-- BEGIN --
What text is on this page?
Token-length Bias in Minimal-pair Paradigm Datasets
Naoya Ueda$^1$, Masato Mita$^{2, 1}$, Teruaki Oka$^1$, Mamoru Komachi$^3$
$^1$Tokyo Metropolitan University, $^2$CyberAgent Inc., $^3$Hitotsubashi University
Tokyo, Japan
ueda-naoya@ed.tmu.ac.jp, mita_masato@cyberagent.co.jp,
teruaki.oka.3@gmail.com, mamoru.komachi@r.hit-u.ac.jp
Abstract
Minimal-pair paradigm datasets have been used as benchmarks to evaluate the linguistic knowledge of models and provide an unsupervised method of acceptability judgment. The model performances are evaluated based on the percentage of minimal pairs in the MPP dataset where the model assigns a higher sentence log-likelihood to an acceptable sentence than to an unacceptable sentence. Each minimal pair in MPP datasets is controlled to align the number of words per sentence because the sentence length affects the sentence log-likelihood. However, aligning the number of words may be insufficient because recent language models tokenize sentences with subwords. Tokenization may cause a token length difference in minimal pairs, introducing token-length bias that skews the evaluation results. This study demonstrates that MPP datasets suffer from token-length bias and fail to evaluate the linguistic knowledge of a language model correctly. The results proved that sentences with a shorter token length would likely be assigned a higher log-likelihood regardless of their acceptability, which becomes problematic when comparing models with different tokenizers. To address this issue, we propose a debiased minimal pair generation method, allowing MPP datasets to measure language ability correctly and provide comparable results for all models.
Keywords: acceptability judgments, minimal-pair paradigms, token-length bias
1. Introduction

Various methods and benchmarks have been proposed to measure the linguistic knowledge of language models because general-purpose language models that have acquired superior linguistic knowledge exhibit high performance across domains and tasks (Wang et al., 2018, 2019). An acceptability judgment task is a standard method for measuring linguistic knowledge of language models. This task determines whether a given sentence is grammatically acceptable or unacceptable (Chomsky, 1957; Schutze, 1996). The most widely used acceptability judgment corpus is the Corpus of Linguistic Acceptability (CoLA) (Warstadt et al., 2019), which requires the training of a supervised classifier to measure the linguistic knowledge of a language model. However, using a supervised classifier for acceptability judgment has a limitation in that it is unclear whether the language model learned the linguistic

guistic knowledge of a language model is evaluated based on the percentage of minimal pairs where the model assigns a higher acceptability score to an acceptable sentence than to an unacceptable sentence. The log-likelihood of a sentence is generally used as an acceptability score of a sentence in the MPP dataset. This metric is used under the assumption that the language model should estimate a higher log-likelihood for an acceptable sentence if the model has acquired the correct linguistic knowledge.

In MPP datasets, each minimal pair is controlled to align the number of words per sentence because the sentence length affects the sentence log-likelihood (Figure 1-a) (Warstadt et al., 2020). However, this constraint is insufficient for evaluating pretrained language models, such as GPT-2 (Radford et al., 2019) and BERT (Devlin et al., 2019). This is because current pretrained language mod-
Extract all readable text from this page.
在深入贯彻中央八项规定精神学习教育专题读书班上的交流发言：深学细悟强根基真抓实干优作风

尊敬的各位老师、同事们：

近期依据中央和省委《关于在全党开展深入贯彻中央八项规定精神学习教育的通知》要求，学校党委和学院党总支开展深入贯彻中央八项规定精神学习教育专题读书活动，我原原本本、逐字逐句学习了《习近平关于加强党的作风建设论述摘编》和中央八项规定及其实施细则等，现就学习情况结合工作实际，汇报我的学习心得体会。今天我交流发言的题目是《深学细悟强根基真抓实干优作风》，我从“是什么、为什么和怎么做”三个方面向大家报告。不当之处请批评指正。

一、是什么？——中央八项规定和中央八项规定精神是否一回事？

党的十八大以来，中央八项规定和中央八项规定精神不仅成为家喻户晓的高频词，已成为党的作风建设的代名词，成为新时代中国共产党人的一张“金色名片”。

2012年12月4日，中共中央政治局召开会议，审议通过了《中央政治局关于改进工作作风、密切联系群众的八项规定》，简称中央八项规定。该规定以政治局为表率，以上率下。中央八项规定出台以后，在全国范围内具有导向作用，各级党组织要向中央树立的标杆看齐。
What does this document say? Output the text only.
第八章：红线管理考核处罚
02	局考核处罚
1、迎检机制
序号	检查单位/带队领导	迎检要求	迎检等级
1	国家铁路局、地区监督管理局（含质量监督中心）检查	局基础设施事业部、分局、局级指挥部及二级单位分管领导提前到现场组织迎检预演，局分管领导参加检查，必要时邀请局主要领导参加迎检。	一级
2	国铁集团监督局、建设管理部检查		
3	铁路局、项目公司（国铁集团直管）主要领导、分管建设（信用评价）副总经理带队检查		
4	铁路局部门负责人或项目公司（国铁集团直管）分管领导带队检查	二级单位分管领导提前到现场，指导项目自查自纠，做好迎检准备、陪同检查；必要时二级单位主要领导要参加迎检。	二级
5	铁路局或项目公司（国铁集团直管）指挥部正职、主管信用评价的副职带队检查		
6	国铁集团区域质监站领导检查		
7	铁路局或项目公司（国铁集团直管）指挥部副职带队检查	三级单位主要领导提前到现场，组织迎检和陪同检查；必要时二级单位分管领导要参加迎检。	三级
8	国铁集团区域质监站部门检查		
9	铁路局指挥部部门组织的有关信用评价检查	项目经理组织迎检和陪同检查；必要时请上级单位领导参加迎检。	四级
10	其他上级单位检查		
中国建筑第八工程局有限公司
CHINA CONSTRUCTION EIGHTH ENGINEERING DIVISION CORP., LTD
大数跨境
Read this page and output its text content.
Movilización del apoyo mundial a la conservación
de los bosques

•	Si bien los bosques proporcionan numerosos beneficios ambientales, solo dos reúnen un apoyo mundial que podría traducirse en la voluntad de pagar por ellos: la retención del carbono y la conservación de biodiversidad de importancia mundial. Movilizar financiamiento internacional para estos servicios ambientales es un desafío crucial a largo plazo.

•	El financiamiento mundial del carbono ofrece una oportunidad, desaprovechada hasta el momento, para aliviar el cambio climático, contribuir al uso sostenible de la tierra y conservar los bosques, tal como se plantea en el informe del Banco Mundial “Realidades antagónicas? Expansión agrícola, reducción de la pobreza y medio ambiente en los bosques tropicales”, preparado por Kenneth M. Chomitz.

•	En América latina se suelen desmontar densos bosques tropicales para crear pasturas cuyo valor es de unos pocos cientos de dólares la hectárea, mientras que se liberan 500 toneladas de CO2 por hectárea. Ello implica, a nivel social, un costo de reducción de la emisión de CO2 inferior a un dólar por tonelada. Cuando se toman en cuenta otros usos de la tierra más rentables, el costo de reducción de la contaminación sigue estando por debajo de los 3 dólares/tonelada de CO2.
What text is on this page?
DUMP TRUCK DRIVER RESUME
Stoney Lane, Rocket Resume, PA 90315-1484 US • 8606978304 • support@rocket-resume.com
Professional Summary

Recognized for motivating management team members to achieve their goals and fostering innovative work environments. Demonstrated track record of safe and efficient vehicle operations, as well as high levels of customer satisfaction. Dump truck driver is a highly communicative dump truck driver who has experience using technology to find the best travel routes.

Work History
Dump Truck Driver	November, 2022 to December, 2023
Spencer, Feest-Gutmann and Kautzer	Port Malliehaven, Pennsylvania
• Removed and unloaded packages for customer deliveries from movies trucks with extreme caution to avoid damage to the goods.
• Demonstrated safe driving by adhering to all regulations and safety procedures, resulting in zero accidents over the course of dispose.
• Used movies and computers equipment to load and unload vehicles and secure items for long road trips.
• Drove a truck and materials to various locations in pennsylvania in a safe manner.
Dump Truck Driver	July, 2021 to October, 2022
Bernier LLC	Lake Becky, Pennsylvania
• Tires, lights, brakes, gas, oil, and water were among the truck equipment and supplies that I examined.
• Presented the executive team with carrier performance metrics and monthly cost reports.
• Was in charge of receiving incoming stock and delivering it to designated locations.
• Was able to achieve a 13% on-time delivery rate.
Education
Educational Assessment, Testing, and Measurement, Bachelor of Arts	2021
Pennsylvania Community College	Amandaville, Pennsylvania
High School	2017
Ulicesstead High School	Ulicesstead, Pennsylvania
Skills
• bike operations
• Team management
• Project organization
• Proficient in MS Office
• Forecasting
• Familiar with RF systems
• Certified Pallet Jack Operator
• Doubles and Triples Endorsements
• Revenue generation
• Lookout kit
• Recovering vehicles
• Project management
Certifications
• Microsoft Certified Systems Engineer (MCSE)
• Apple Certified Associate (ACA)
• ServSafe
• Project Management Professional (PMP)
-- END --
> [What to do]: Show every line that contains the word "equipment".

> [Written solution]:
• Used movies and computers equipment to load and unload vehicles and secure items for long road trips.
• Tires, lights, brakes, gas, oil, and water were among the truck equipment and supplies that I examined.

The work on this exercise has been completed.